— Start —
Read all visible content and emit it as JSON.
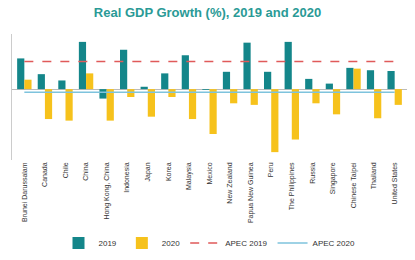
{
  "chart_data": {
    "type": "bar",
    "title": "Real GDP Growth (%), 2019 and 2020",
    "categories": [
      "Brunei Darussalam",
      "Canada",
      "Chile",
      "China",
      "Hong Kong, China",
      "Indonesia",
      "Japan",
      "Korea",
      "Malaysia",
      "Mexico",
      "New Zealand",
      "Papua New Guinea",
      "Peru",
      "The Philippines",
      "Russia",
      "Singapore",
      "Chinese Taipei",
      "Thailand",
      "United States"
    ],
    "series": [
      {
        "name": "2019",
        "type": "bar",
        "color": "#14868a",
        "values": [
          3.9,
          1.9,
          1.1,
          6.0,
          -1.2,
          5.0,
          0.3,
          2.0,
          4.3,
          -0.1,
          2.2,
          5.9,
          2.2,
          6.0,
          1.3,
          0.7,
          2.7,
          2.4,
          2.3
        ]
      },
      {
        "name": "2020",
        "type": "bar",
        "color": "#f6c21c",
        "values": [
          1.2,
          -3.8,
          -4.0,
          2.0,
          -4.0,
          -1.0,
          -3.5,
          -1.0,
          -3.8,
          -5.7,
          -1.8,
          -2.0,
          -8.0,
          -6.4,
          -1.8,
          -3.2,
          2.6,
          -3.7,
          -2.0
        ]
      },
      {
        "name": "APEC 2019",
        "type": "line",
        "line_style": "dashed",
        "color": "#e05a5a",
        "values": [
          3.5,
          3.5,
          3.5,
          3.5,
          3.5,
          3.5,
          3.5,
          3.5,
          3.5,
          3.5,
          3.5,
          3.5,
          3.5,
          3.5,
          3.5,
          3.5,
          3.5,
          3.5,
          3.5
        ]
      },
      {
        "name": "APEC 2020",
        "type": "line",
        "line_style": "solid",
        "color": "#7ec3dd",
        "values": [
          -0.4,
          -0.4,
          -0.4,
          -0.4,
          -0.4,
          -0.4,
          -0.4,
          -0.4,
          -0.4,
          -0.4,
          -0.4,
          -0.4,
          -0.4,
          -0.4,
          -0.4,
          -0.4,
          -0.4,
          -0.4,
          -0.4
        ]
      }
    ],
    "ylim": [
      -9,
      7
    ],
    "tick_labels": "x",
    "grid": false,
    "legend": "bottom"
  }
}
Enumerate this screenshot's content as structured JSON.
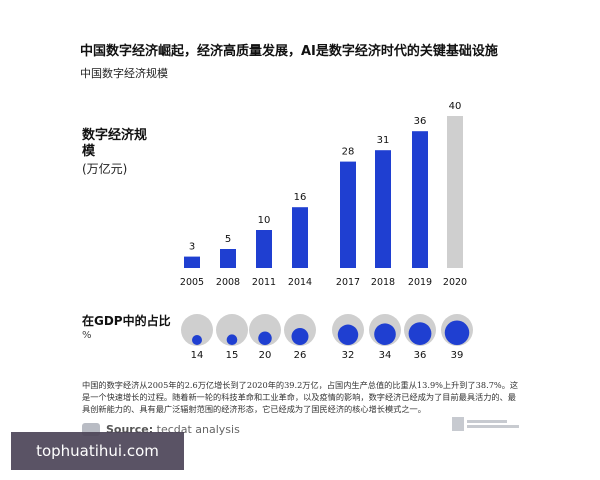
{
  "title": "中国数字经济崛起，经济高质量发展，AI是数字经济时代的关键基础设施",
  "subtitle": "中国数字经济规模",
  "colors": {
    "bar": "#1f3fd1",
    "bar_forecast": "#cfcfcf",
    "bubble_bg": "#cfcfcf",
    "bubble_fg": "#1f3fd1"
  },
  "chart_data": [
    {
      "type": "bar",
      "title": "中国数字经济规模",
      "ylabel": "数字经济规模",
      "yunit": "(万亿元)",
      "categories": [
        "2005",
        "2008",
        "2011",
        "2014",
        "2017",
        "2018",
        "2019",
        "2020"
      ],
      "values": [
        3,
        5,
        10,
        16,
        28,
        31,
        36,
        40
      ],
      "forecast_index": 7,
      "ylim": [
        0,
        40
      ],
      "grid": false
    },
    {
      "type": "bubble",
      "title": "在GDP中的占比",
      "unit": "%",
      "categories": [
        "2005",
        "2008",
        "2011",
        "2014",
        "2017",
        "2018",
        "2019",
        "2020"
      ],
      "values": [
        14,
        15,
        20,
        26,
        32,
        34,
        36,
        39
      ]
    }
  ],
  "description": "中国的数字经济从2005年的2.6万亿增长到了2020年的39.2万亿，占国内生产总值的比重从13.9%上升到了38.7%。这是一个快速增长的过程。随着新一轮的科技革命和工业革命，以及疫情的影响，数字经济已经成为了目前最具活力的、最具创新能力的、具有最广泛辐射范围的经济形态，它已经成为了国民经济的核心增长模式之一。",
  "source": {
    "prefix": "Source:",
    "text": "tecdat analysis"
  },
  "watermark": "tophuatihui.com"
}
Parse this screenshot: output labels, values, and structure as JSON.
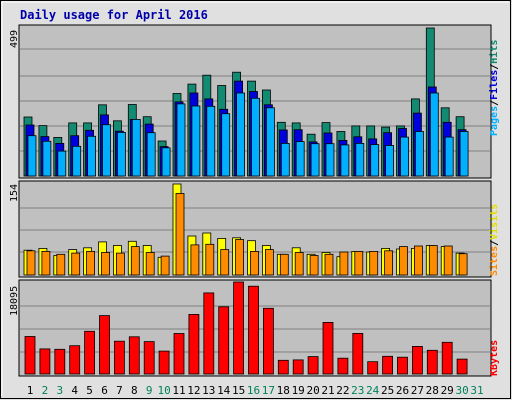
{
  "chart_data": [
    {
      "type": "bar",
      "title": "Daily usage for April 2016",
      "panel": "pages-files-hits",
      "ymax_label": "499",
      "categories": [
        "1",
        "2",
        "3",
        "4",
        "5",
        "6",
        "7",
        "8",
        "9",
        "10",
        "11",
        "12",
        "13",
        "14",
        "15",
        "16",
        "17",
        "18",
        "19",
        "20",
        "21",
        "22",
        "23",
        "24",
        "25",
        "26",
        "27",
        "28",
        "29",
        "30",
        "31"
      ],
      "series": [
        {
          "name": "Hits",
          "color": "#138a72",
          "values": [
            199,
            170,
            130,
            179,
            179,
            240,
            186,
            241,
            200,
            118,
            278,
            310,
            340,
            305,
            350,
            320,
            290,
            181,
            179,
            141,
            180,
            150,
            169,
            169,
            165,
            169,
            260,
            499,
            230,
            200,
            0
          ]
        },
        {
          "name": "Files",
          "color": "#0000dd",
          "values": [
            172,
            133,
            110,
            136,
            154,
            206,
            151,
            191,
            175,
            99,
            250,
            280,
            260,
            225,
            320,
            285,
            240,
            155,
            156,
            115,
            145,
            120,
            132,
            125,
            146,
            160,
            212,
            300,
            181,
            156,
            0
          ]
        },
        {
          "name": "Pages",
          "color": "#00b0ff",
          "values": [
            136,
            117,
            84,
            100,
            134,
            173,
            147,
            191,
            146,
            95,
            243,
            236,
            235,
            210,
            280,
            262,
            230,
            110,
            116,
            109,
            109,
            105,
            110,
            106,
            103,
            131,
            150,
            280,
            131,
            150,
            0
          ]
        }
      ],
      "ylim": [
        0,
        499
      ],
      "grid": true
    },
    {
      "type": "bar",
      "panel": "visits-sites",
      "ymax_label": "154",
      "categories": [
        "1",
        "2",
        "3",
        "4",
        "5",
        "6",
        "7",
        "8",
        "9",
        "10",
        "11",
        "12",
        "13",
        "14",
        "15",
        "16",
        "17",
        "18",
        "19",
        "20",
        "21",
        "22",
        "23",
        "24",
        "25",
        "26",
        "27",
        "28",
        "29",
        "30",
        "31"
      ],
      "series": [
        {
          "name": "Visits",
          "color": "#ffff00",
          "values": [
            42,
            45,
            33,
            43,
            46,
            56,
            50,
            57,
            50,
            30,
            154,
            66,
            71,
            62,
            63,
            58,
            50,
            35,
            46,
            35,
            38,
            31,
            40,
            39,
            45,
            44,
            45,
            50,
            48,
            37,
            0
          ]
        },
        {
          "name": "Sites",
          "color": "#ff8c00",
          "values": [
            41,
            40,
            35,
            37,
            40,
            38,
            37,
            48,
            38,
            32,
            138,
            51,
            52,
            43,
            60,
            40,
            43,
            35,
            38,
            33,
            35,
            39,
            40,
            40,
            41,
            48,
            49,
            50,
            49,
            36,
            0
          ]
        }
      ],
      "ylim": [
        0,
        154
      ],
      "grid": true
    },
    {
      "type": "bar",
      "panel": "kbytes",
      "ymax_label": "18095",
      "categories": [
        "1",
        "2",
        "3",
        "4",
        "5",
        "6",
        "7",
        "8",
        "9",
        "10",
        "11",
        "12",
        "13",
        "14",
        "15",
        "16",
        "17",
        "18",
        "19",
        "20",
        "21",
        "22",
        "23",
        "24",
        "25",
        "26",
        "27",
        "28",
        "29",
        "30",
        "31"
      ],
      "series": [
        {
          "name": "KBytes",
          "color": "#ff0000",
          "values": [
            7370,
            4940,
            4860,
            5570,
            8390,
            11480,
            6450,
            7320,
            6380,
            4510,
            7970,
            11720,
            15950,
            13210,
            18095,
            17270,
            12930,
            2690,
            2780,
            3420,
            10140,
            3100,
            7990,
            2420,
            3480,
            3300,
            5420,
            4670,
            6230,
            2930,
            0
          ]
        }
      ],
      "ylim": [
        0,
        18095
      ],
      "grid": true
    }
  ],
  "axis_labels": {
    "hits": "Hits",
    "files": "Files",
    "pages": "Pages",
    "visits": "Visits",
    "sites": "Sites",
    "kbytes": "KBytes",
    "sep": "/"
  },
  "weekend_days": [
    2,
    3,
    9,
    10,
    16,
    17,
    23,
    24,
    30,
    31
  ],
  "colors": {
    "plot_bg": "#c0c0c0",
    "weekday_label": "#000000",
    "weekend_label": "#00805a",
    "title": "#0000aa"
  }
}
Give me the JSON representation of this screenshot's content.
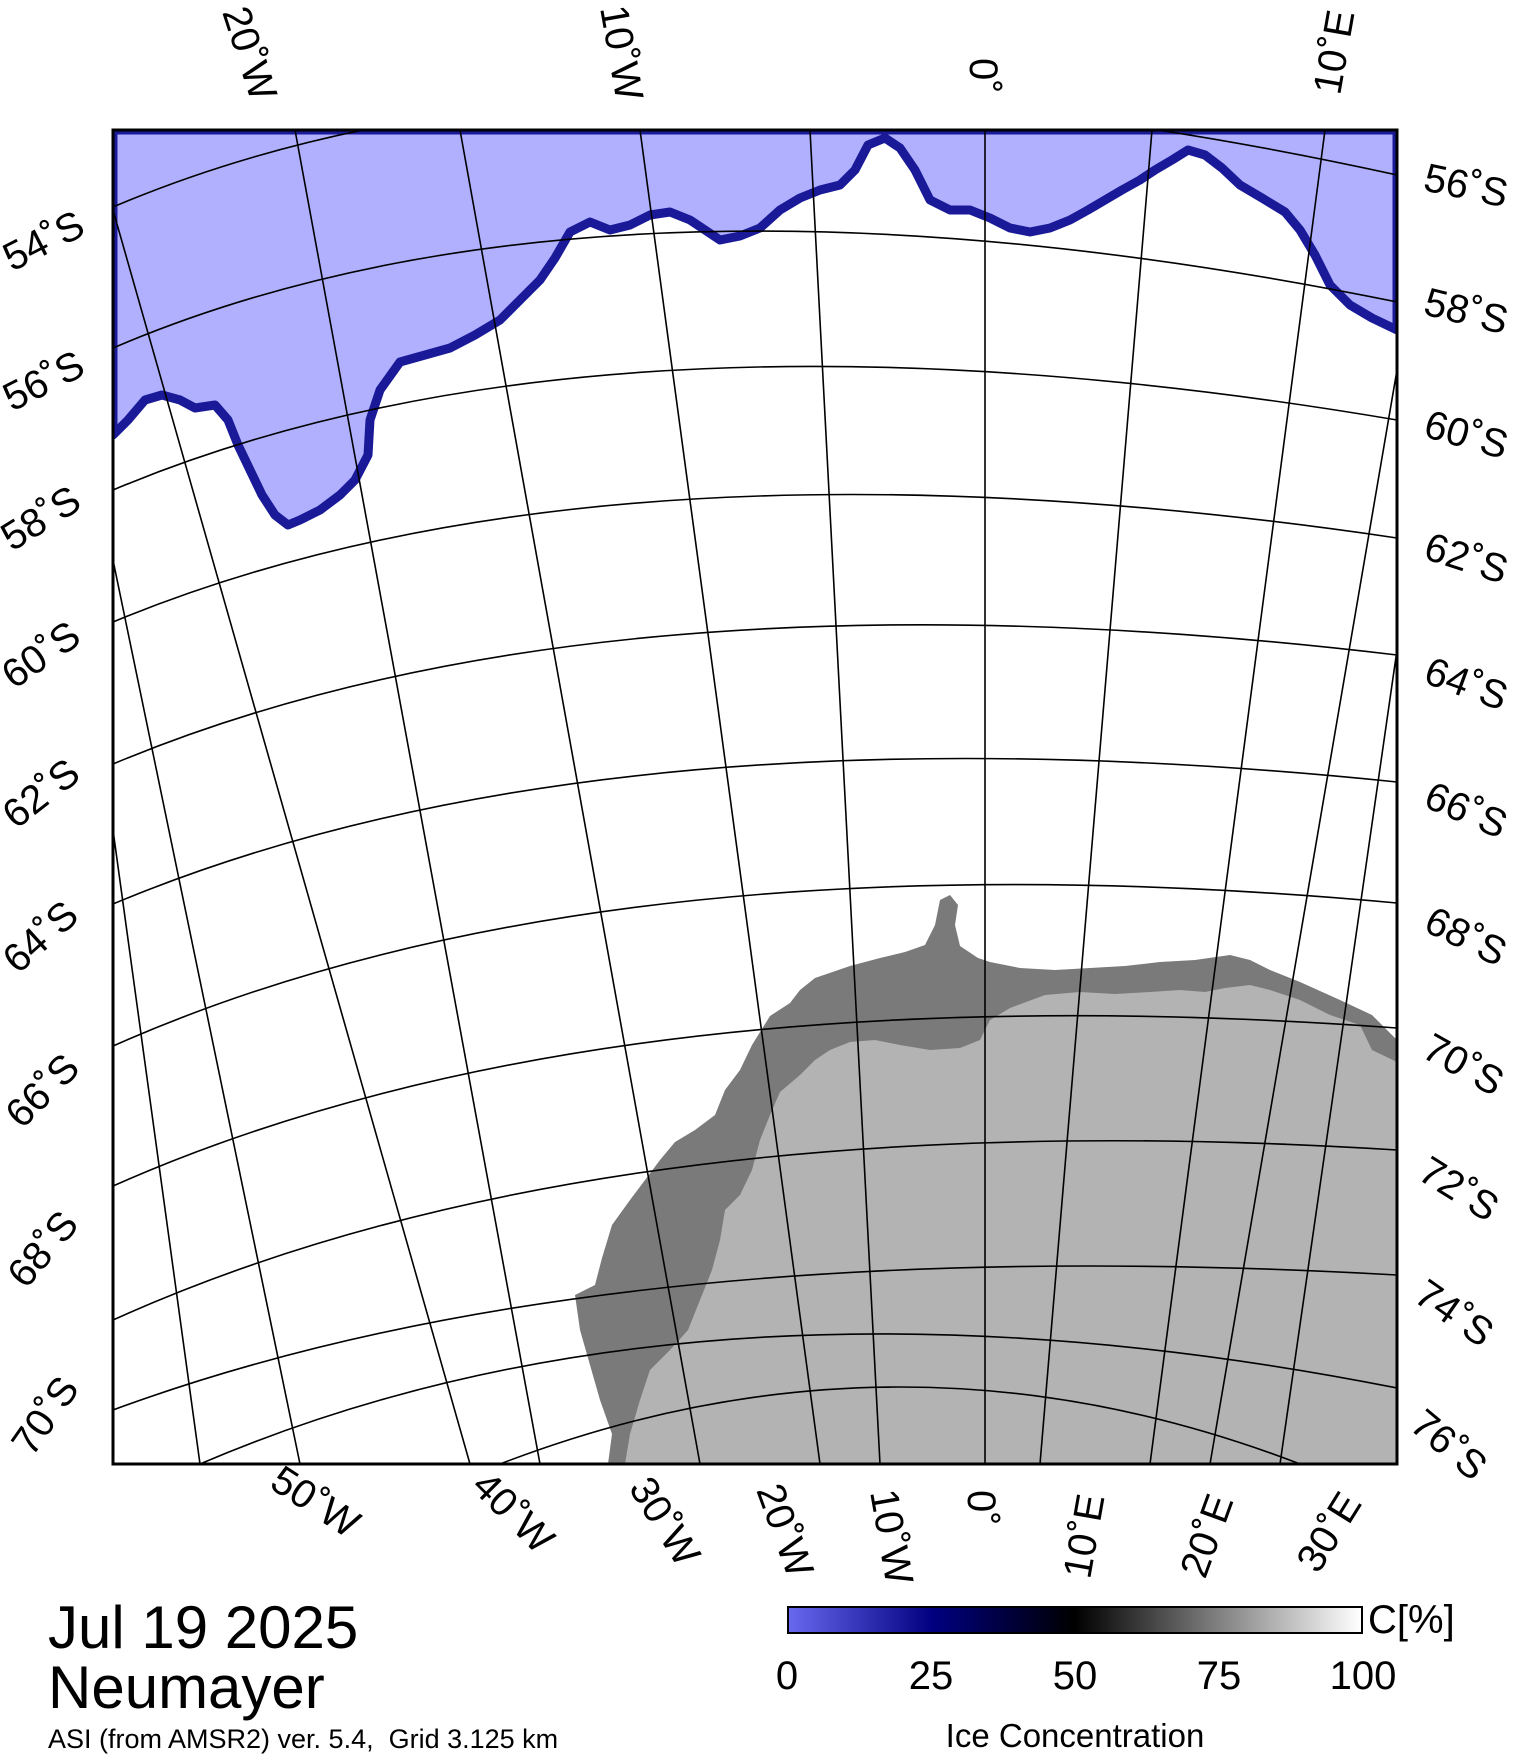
{
  "legend": {
    "date": "Jul 19 2025",
    "station": "Neumayer",
    "source": "ASI (from AMSR2) ver. 5.4,  Grid 3.125 km"
  },
  "colorbar": {
    "unit": "C[%]",
    "title": "Ice Concentration",
    "ticks": [
      "0",
      "25",
      "50",
      "75",
      "100"
    ],
    "tick_values": [
      0,
      25,
      50,
      75,
      100
    ],
    "colors": [
      "#6868ee",
      "#000080",
      "#000000",
      "#808080",
      "#ffffff"
    ]
  },
  "axes": {
    "top_lon_labels": [
      "20˚W",
      "10˚W",
      "0˚",
      "10˚E"
    ],
    "bottom_lon_labels": [
      "50˚W",
      "40˚W",
      "30˚W",
      "20˚W",
      "10˚W",
      "0˚",
      "10˚E",
      "20˚E",
      "30˚E"
    ],
    "left_lat_labels": [
      "54˚S",
      "56˚S",
      "58˚S",
      "60˚S",
      "62˚S",
      "64˚S",
      "66˚S",
      "68˚S",
      "70˚S"
    ],
    "right_lat_labels": [
      "56˚S",
      "58˚S",
      "60˚S",
      "62˚S",
      "64˚S",
      "66˚S",
      "68˚S",
      "70˚S",
      "72˚S",
      "74˚S",
      "76˚S"
    ]
  },
  "map": {
    "colors": {
      "open_water": "#b0b0ff",
      "ice_edge": "#1a1a99",
      "sea_ice": "#ffffff",
      "ice_shelf": "#7a7a7a",
      "land": "#b3b3b3"
    }
  }
}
— End —
● PROBLEM DESCRIPTION
Reproduce the material above exactly, but only from the line with "Give me the" through its last line, leaving pictures out.

● OUTPUT FOR THIS TASK
Give me the JSON representation of this screenshot's content.
{
  "legend": {
    "date": "Jul 19 2025",
    "station": "Neumayer",
    "source": "ASI (from AMSR2) ver. 5.4,  Grid 3.125 km"
  },
  "colorbar": {
    "unit": "C[%]",
    "title": "Ice Concentration",
    "ticks": [
      "0",
      "25",
      "50",
      "75",
      "100"
    ],
    "tick_values": [
      0,
      25,
      50,
      75,
      100
    ],
    "colors": [
      "#6868ee",
      "#000080",
      "#000000",
      "#808080",
      "#ffffff"
    ]
  },
  "axes": {
    "top_lon_labels": [
      "20˚W",
      "10˚W",
      "0˚",
      "10˚E"
    ],
    "bottom_lon_labels": [
      "50˚W",
      "40˚W",
      "30˚W",
      "20˚W",
      "10˚W",
      "0˚",
      "10˚E",
      "20˚E",
      "30˚E"
    ],
    "left_lat_labels": [
      "54˚S",
      "56˚S",
      "58˚S",
      "60˚S",
      "62˚S",
      "64˚S",
      "66˚S",
      "68˚S",
      "70˚S"
    ],
    "right_lat_labels": [
      "56˚S",
      "58˚S",
      "60˚S",
      "62˚S",
      "64˚S",
      "66˚S",
      "68˚S",
      "70˚S",
      "72˚S",
      "74˚S",
      "76˚S"
    ]
  },
  "map": {
    "colors": {
      "open_water": "#b0b0ff",
      "ice_edge": "#1a1a99",
      "sea_ice": "#ffffff",
      "ice_shelf": "#7a7a7a",
      "land": "#b3b3b3"
    }
  }
}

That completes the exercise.